-------- Data lines --------
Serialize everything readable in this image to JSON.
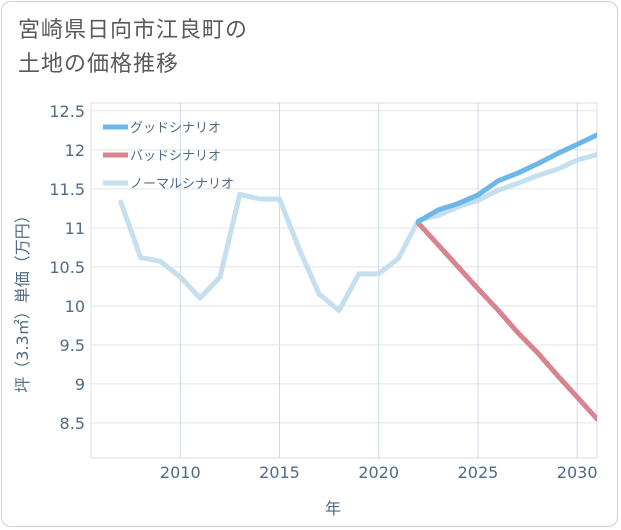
{
  "title_line1": "宮崎県日向市江良町の",
  "title_line2": "土地の価格推移",
  "chart_data": {
    "type": "line",
    "title": "宮崎県日向市江良町の土地の価格推移",
    "xlabel": "年",
    "ylabel": "坪（3.3㎡）単価（万円）",
    "xlim": [
      2005.5,
      2031
    ],
    "ylim": [
      8.05,
      12.6
    ],
    "x_ticks": [
      2010,
      2015,
      2020,
      2025,
      2030
    ],
    "y_ticks": [
      8.5,
      9,
      9.5,
      10,
      10.5,
      11,
      11.5,
      12,
      12.5
    ],
    "series": [
      {
        "name": "グッドシナリオ",
        "color": "#6cb7ea",
        "x": [
          2022,
          2023,
          2024,
          2025,
          2026,
          2027,
          2028,
          2029,
          2030,
          2031
        ],
        "values": [
          11.08,
          11.23,
          11.31,
          11.42,
          11.6,
          11.7,
          11.82,
          11.95,
          12.07,
          12.19
        ]
      },
      {
        "name": "バッドシナリオ",
        "color": "#d9838f",
        "x": [
          2022,
          2023,
          2024,
          2025,
          2026,
          2027,
          2028,
          2029,
          2030,
          2031
        ],
        "values": [
          11.06,
          10.78,
          10.5,
          10.22,
          9.95,
          9.66,
          9.4,
          9.11,
          8.83,
          8.55
        ]
      },
      {
        "name": "ノーマルシナリオ",
        "color": "#c5dfee",
        "x": [
          2007,
          2008,
          2009,
          2010,
          2011,
          2012,
          2013,
          2014,
          2015,
          2016,
          2017,
          2018,
          2019,
          2020,
          2021,
          2022,
          2023,
          2024,
          2025,
          2026,
          2027,
          2028,
          2029,
          2030,
          2031
        ],
        "values": [
          11.33,
          10.62,
          10.57,
          10.37,
          10.1,
          10.37,
          11.43,
          11.37,
          11.37,
          10.72,
          10.15,
          9.94,
          10.41,
          10.41,
          10.61,
          11.1,
          11.16,
          11.27,
          11.35,
          11.48,
          11.57,
          11.67,
          11.75,
          11.87,
          11.94
        ]
      }
    ],
    "legend": "top-left"
  }
}
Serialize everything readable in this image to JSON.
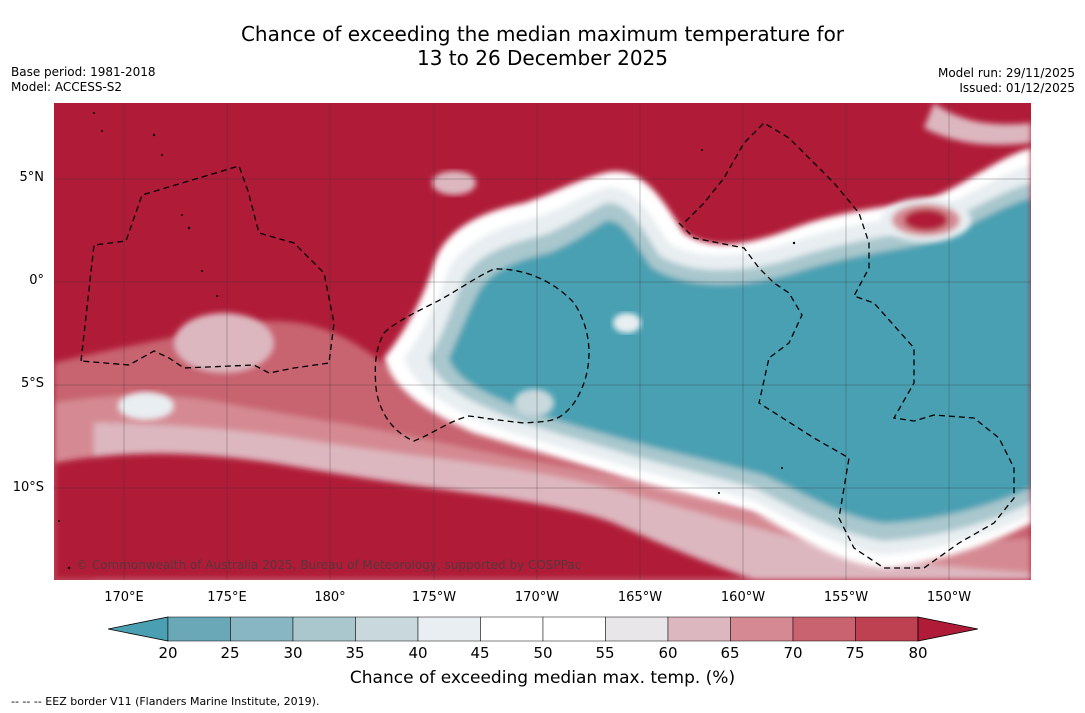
--------
• [Task directions]: Write out every line above exactly as it is, leaving out the pictures.

• [Full answer]:
Serialize everything readable in this image to JSON.
{
  "title_line1": "宮崎県日向市江良町の",
  "title_line2": "土地の価格推移",
  "chart_data": {
    "type": "line",
    "title": "宮崎県日向市江良町の土地の価格推移",
    "xlabel": "年",
    "ylabel": "坪（3.3㎡）単価（万円）",
    "xlim": [
      2005.5,
      2031
    ],
    "ylim": [
      8.05,
      12.6
    ],
    "x_ticks": [
      2010,
      2015,
      2020,
      2025,
      2030
    ],
    "y_ticks": [
      8.5,
      9,
      9.5,
      10,
      10.5,
      11,
      11.5,
      12,
      12.5
    ],
    "series": [
      {
        "name": "グッドシナリオ",
        "color": "#6cb7ea",
        "x": [
          2022,
          2023,
          2024,
          2025,
          2026,
          2027,
          2028,
          2029,
          2030,
          2031
        ],
        "values": [
          11.08,
          11.23,
          11.31,
          11.42,
          11.6,
          11.7,
          11.82,
          11.95,
          12.07,
          12.19
        ]
      },
      {
        "name": "バッドシナリオ",
        "color": "#d9838f",
        "x": [
          2022,
          2023,
          2024,
          2025,
          2026,
          2027,
          2028,
          2029,
          2030,
          2031
        ],
        "values": [
          11.06,
          10.78,
          10.5,
          10.22,
          9.95,
          9.66,
          9.4,
          9.11,
          8.83,
          8.55
        ]
      },
      {
        "name": "ノーマルシナリオ",
        "color": "#c5dfee",
        "x": [
          2007,
          2008,
          2009,
          2010,
          2011,
          2012,
          2013,
          2014,
          2015,
          2016,
          2017,
          2018,
          2019,
          2020,
          2021,
          2022,
          2023,
          2024,
          2025,
          2026,
          2027,
          2028,
          2029,
          2030,
          2031
        ],
        "values": [
          11.33,
          10.62,
          10.57,
          10.37,
          10.1,
          10.37,
          11.43,
          11.37,
          11.37,
          10.72,
          10.15,
          9.94,
          10.41,
          10.41,
          10.61,
          11.1,
          11.16,
          11.27,
          11.35,
          11.48,
          11.57,
          11.67,
          11.75,
          11.87,
          11.94
        ]
      }
    ],
    "legend": "top-left"
  }
}
Serialize everything readable in this image to JSON.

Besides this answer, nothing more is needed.